> _TASK REQUIREMENTS_: Your task is to gather the lines below that hold the string "within".

> _DATA TO PROCESS_:
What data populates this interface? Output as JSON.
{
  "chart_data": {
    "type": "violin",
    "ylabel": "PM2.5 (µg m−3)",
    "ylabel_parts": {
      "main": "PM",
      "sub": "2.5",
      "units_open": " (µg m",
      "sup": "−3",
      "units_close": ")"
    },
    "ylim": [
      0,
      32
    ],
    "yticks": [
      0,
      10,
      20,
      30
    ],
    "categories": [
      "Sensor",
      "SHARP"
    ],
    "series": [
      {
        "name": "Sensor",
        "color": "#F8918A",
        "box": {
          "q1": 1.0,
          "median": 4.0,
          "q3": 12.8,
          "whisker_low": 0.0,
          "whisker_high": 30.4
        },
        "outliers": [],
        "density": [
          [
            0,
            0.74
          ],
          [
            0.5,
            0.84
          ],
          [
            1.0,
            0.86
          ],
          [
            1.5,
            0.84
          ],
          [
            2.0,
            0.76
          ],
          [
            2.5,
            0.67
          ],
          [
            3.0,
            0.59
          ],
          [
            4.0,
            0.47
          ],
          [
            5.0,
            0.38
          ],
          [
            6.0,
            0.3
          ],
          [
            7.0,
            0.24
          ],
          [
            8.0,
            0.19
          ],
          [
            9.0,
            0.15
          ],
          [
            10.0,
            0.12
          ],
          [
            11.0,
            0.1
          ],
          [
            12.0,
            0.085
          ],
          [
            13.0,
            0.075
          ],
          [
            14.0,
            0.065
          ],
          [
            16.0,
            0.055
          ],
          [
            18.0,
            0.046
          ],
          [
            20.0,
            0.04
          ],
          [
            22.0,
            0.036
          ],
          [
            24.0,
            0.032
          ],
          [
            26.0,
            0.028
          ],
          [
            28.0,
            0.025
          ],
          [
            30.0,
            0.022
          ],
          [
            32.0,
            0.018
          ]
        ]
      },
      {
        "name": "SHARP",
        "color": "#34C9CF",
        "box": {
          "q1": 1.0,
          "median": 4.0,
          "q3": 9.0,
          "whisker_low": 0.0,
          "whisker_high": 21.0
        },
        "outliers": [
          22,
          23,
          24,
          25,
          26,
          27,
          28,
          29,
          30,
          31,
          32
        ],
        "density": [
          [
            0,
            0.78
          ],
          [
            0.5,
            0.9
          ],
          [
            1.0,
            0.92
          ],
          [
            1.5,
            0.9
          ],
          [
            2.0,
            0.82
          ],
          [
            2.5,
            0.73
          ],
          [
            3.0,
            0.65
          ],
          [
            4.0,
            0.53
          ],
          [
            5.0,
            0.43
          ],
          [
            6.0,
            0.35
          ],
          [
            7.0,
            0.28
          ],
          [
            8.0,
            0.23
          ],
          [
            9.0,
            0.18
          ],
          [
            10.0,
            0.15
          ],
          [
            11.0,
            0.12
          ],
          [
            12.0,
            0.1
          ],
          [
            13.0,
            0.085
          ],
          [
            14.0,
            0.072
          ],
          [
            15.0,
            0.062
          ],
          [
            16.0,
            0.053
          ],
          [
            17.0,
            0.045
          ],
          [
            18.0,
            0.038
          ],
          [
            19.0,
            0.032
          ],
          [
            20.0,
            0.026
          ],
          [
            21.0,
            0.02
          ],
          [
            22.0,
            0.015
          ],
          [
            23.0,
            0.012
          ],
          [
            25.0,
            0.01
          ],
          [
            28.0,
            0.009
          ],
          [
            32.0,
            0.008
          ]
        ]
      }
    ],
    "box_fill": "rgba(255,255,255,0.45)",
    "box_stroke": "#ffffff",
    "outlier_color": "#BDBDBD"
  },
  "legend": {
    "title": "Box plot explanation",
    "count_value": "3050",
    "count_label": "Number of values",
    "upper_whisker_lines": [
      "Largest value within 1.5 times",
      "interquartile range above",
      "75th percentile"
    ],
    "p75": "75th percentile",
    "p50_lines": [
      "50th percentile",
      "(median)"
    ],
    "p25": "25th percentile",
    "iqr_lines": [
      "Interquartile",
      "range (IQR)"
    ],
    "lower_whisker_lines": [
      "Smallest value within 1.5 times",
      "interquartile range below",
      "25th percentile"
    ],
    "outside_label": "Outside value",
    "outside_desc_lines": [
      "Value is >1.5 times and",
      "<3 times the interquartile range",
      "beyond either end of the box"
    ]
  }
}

> _CORRECT RESULT_:
      "Largest value within 1.5 times",
      "Smallest value within 1.5 times",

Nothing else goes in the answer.